» Listed entries
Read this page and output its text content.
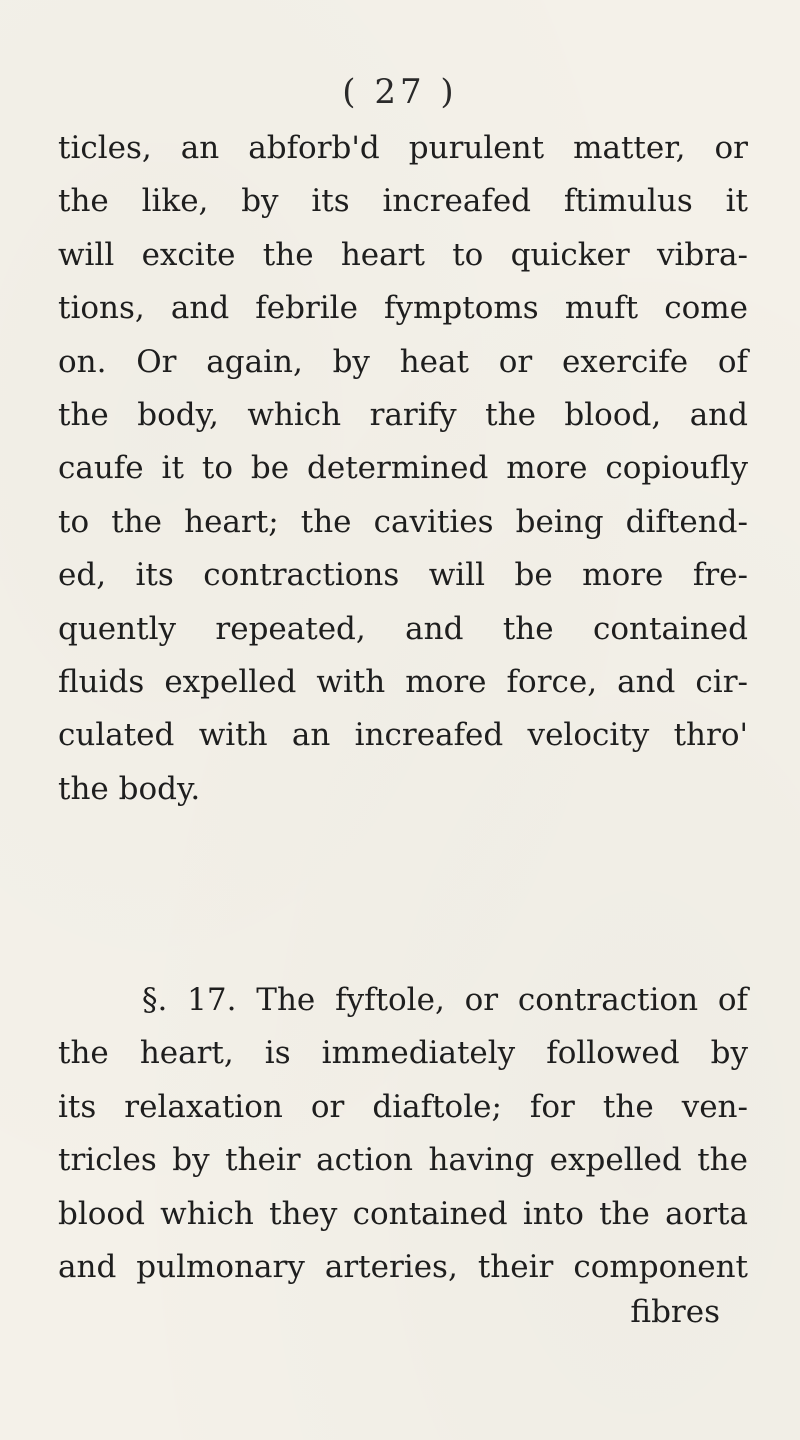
( 27 )
ticles, an abforb'd purulent matter, or
the like, by its increafed ftimulus it
will excite the heart to quicker vibra-
tions, and febrile fymptoms muft come
on. Or again, by heat or exercife of
the body, which rarify the blood, and
caufe it to be determined more copioufly
to the heart; the cavities being diftend-
ed, its contractions will be more fre-
quently repeated, and the contained
fluids expelled with more force, and cir-
culated with an increafed velocity thro'
the body.
§. 17. The fyftole, or contraction of
the heart, is immediately followed by
its relaxation or diaftole; for the ven-
tricles by their action having expelled the
blood which they contained into the aorta
and pulmonary arteries, their component
fibres
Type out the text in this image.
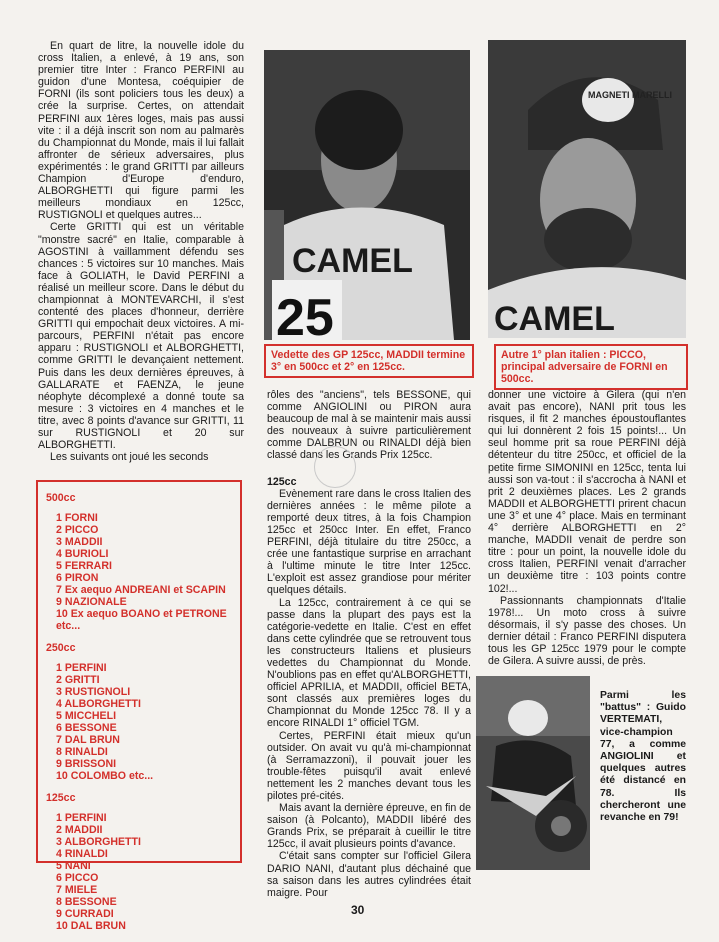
En quart de litre, la nouvelle idole du cross Italien, a enlevé, à 19 ans, son premier titre Inter : Franco PERFINI au guidon d'une Montesa, coéquipier de FORNI (ils sont policiers tous les deux) a crée la surprise. Certes, on attendait PERFINI aux 1ères loges, mais pas aussi vite : il a déjà inscrit son nom au palmarès du Championnat du Monde, mais il lui fallait affronter de sérieux adversaires, plus expérimentés : le grand GRITTI par ailleurs Champion d'Europe d'enduro, ALBORGHETTI qui figure parmi les meilleurs mondiaux en 125cc, RUSTIGNOLI et quelques autres...

Certe GRITTI qui est un véritable "monstre sacré" en Italie, comparable à AGOSTINI à vaillamment défendu ses chances : 5 victoires sur 10 manches. Mais face à GOLIATH, le David PERFINI a réalisé un meilleur score. Dans le début du championnat à MONTEVARCHI, il s'est contenté des places d'honneur, derrière GRITTI qui empochait deux victoires. A mi-parcours, PERFINI n'était pas encore apparu : RUSTIGNOLI et ALBORGHETTI, comme GRITTI le devançaient nettement. Puis dans les deux dernières épreuves, à GALLARATE et FAENZA, le jeune néophyte décomplexé a donné toute sa mesure : 3 victoires en 4 manches et le titre, avec 8 points d'avance sur GRITTI, 11 sur RUSTIGNOLI et 20 sur ALBORGHETTI.

Les suivants ont joué les seconds

500cc
1 FORNI
2 PICCO
3 MADDII
4 BURIOLI
5 FERRARI
6 PIRON
7 Ex aequo ANDREANI et SCAPIN
9 NAZIONALE
10 Ex aequo BOANO et PETRONE etc...
250cc
1 PERFINI
2 GRITTI
3 RUSTIGNOLI
4 ALBORGHETTI
5 MICCHELI
6 BESSONE
7 DAL BRUN
8 RINALDI
9 BRISSONI
10 COLOMBO etc...
125cc
1 PERFINI
2 MADDII
3 ALBORGHETTI
4 RINALDI
5 NANI
6 PICCO
7 MIELE
8 BESSONE
9 CURRADI
10 DAL BRUN
CAMEL
25
MAGNETI MARELLI
CAMEL
Vedette des GP 125cc, MADDII termine 3° en 500cc et 2° en 125cc.
Autre 1° plan italien : PICCO, principal adversaire de FORNI en 500cc.

rôles des "anciens", tels BESSONE, qui comme ANGIOLINI ou PIRON aura beaucoup de mal à se maintenir mais aussi des nouveaux à suivre particulièrement comme DALBRUN ou RINALDI déjà bien classé dans les Grands Prix 125cc.

125cc

Evènement rare dans le cross Italien des dernières années : le même pilote a remporté deux titres, à la fois Champion 125cc et 250cc Inter. En effet, Franco PERFINI, déjà titulaire du titre 250cc, a crée une fantastique surprise en arrachant à l'ultime minute le titre Inter 125cc. L'exploit est assez grandiose pour mériter quelques détails.

La 125cc, contrairement à ce qui se passe dans la plupart des pays est la catégorie-vedette en Italie. C'est en effet dans cette cylindrée que se retrouvent tous les constructeurs Italiens et plusieurs vedettes du Championnat du Monde. N'oublions pas en effet qu'ALBORGHETTI, officiel APRILIA, et MADDII, officiel BETA, sont classés aux premières loges du Championnat du Monde 125cc 78. Il y a encore RINALDI 1° officiel TGM.

Certes, PERFINI était mieux qu'un outsider. On avait vu qu'à mi-championnat (à Serramazzoni), il pouvait jouer les trouble-fêtes puisqu'il avait enlevé nettement les 2 manches devant tous les pilotes pré-cités.

Mais avant la dernière épreuve, en fin de saison (à Polcanto), MADDII libéré des Grands Prix, se préparait à cueillir le titre 125cc, il avait plusieurs points d'avance.

C'était sans compter sur l'officiel Gilera DARIO NANI, d'autant plus déchainé que sa saison dans les autres cylindrées était maigre. Pour

donner une victoire à Gilera (qui n'en avait pas encore), NANI prit tous les risques, il fit 2 manches époustouflantes qui lui donnèrent 2 fois 15 points!... Un seul homme prit sa roue PERFINI déjà détenteur du titre 250cc, et officiel de la petite firme SIMONINI en 125cc, tenta lui aussi son va-tout : il s'accrocha à NANI et prit 2 deuxièmes places. Les 2 grands MADDII et ALBORGHETTI prirent chacun une 3° et une 4° place. Mais en terminant 4° derrière ALBORGHETTI en 2° manche, MADDII venait de perdre son titre : pour un point, la nouvelle idole du cross Italien, PERFINI venait d'arracher un deuxième titre : 103 points contre 102!...

Passionnants championnats d'Italie 1978!... Un moto cross à suivre désormais, il s'y passe des choses. Un dernier détail : Franco PERFINI disputera tous les GP 125cc 1979 pour le compte de Gilera. A suivre aussi, de près.

Parmi les "battus" : Guido VERTEMATI, vice-champion 77, a comme ANGIOLINI et quelques autres été distancé en 78. Ils chercheront une revanche en 79!
30
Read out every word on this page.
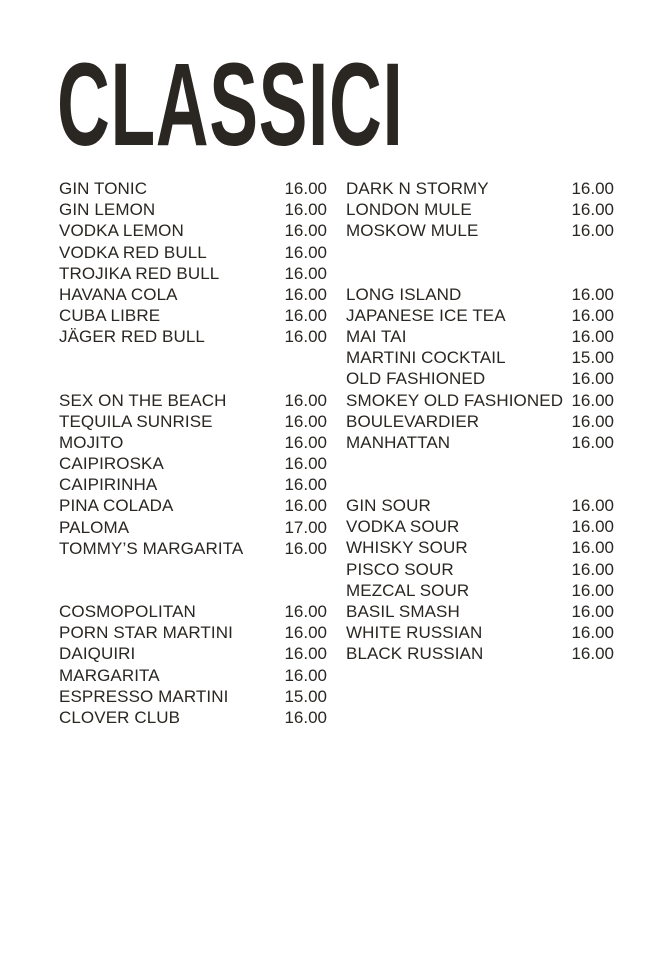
CLASSICI
GIN TONIC	16.00
GIN LEMON	16.00
VODKA LEMON	16.00
VODKA RED BULL	16.00
TROJIKA RED BULL	16.00
HAVANA COLA	16.00
CUBA LIBRE	16.00
JÄGER RED BULL	16.00
SEX ON THE BEACH	16.00
TEQUILA SUNRISE	16.00
MOJITO	16.00
CAIPIROSKA	16.00
CAIPIRINHA	16.00
PINA COLADA	16.00
PALOMA	17.00
TOMMY’S MARGARITA 16.00
COSMOPOLITAN	16.00
PORN STAR MARTINI	16.00
DAIQUIRI	16.00
MARGARITA	16.00
ESPRESSO MARTINI	15.00
CLOVER CLUB	16.00
DARK N STORMY	16.00
LONDON MULE	16.00
MOSKOW MULE	16.00
LONG ISLAND	16.00
JAPANESE ICE TEA	16.00
MAI TAI	16.00
MARTINI COCKTAIL	15.00
OLD FASHIONED	16.00
SMOKEY OLD FASHIONED 16.00
BOULEVARDIER	16.00
MANHATTAN	16.00
GIN SOUR	16.00
VODKA SOUR	16.00
WHISKY SOUR	16.00
PISCO SOUR	16.00
MEZCAL SOUR	16.00
BASIL SMASH	16.00
WHITE RUSSIAN	16.00
BLACK RUSSIAN	16.00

» What this task involves
Copy each line of the listing that includes "enlevé".

» Result
En quart de litre, la nouvelle idole du cross Italien, a enlevé, à 19 ans, son premier titre Inter : Franco PERFINI au guidon d'une Montesa, coéquipier de FORNI (ils sont policiers tous les deux) a crée la surprise. Certes, on attendait PERFINI aux 1ères loges, mais pas aussi vite : il a déjà inscrit son nom au palmarès du Championnat du Monde, mais il lui fallait affronter de sérieux adversaires, plus expérimentés : le grand GRITTI par ailleurs Champion d'Europe d'enduro, ALBORGHETTI qui figure parmi les meilleurs mondiaux en 125cc, RUSTIGNOLI et quelques autres...
Certes, PERFINI était mieux qu'un outsider. On avait vu qu'à mi-championnat (à Serramazzoni), il pouvait jouer les trouble-fêtes puisqu'il avait enlevé nettement les 2 manches devant tous les pilotes pré-cités.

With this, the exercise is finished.